Stated task: Spot every line with the word "Абзац" and return it.

═══ Data lines

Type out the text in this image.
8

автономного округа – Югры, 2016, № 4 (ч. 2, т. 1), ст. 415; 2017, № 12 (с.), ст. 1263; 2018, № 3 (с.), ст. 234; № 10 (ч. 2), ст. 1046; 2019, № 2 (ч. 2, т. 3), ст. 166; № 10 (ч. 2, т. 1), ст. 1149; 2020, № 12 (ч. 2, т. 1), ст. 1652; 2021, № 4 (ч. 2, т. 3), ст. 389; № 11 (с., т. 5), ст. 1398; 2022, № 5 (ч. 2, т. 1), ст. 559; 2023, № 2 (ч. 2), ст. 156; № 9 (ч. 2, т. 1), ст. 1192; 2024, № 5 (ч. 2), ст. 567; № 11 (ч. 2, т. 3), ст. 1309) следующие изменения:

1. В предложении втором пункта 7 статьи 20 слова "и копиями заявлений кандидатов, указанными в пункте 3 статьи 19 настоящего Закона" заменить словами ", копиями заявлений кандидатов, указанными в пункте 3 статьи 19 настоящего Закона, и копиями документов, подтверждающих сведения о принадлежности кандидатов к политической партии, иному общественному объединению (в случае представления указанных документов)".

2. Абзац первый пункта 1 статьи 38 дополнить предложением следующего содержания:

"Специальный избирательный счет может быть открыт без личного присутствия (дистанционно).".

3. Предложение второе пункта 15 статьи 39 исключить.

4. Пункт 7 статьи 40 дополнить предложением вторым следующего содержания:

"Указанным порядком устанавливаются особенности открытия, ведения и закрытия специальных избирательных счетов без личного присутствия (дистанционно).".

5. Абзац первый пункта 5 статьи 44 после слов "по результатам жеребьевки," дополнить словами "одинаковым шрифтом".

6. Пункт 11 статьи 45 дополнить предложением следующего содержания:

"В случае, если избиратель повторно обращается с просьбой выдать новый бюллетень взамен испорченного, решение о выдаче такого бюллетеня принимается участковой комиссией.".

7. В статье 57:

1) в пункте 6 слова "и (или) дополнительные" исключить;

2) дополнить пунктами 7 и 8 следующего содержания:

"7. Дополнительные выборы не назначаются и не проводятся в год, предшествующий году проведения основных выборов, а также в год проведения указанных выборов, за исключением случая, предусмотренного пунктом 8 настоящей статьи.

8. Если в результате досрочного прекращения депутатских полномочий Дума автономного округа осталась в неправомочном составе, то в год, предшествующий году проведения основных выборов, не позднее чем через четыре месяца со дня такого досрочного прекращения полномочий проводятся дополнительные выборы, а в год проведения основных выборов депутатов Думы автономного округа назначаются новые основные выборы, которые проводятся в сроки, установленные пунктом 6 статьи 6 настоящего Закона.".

══════

Answer:
2. Абзац первый пункта 1 статьи 38 дополнить предложением следующего содержания:
5. Абзац первый пункта 5 статьи 44 после слов "по результатам жеребьевки," дополнить словами "одинаковым шрифтом".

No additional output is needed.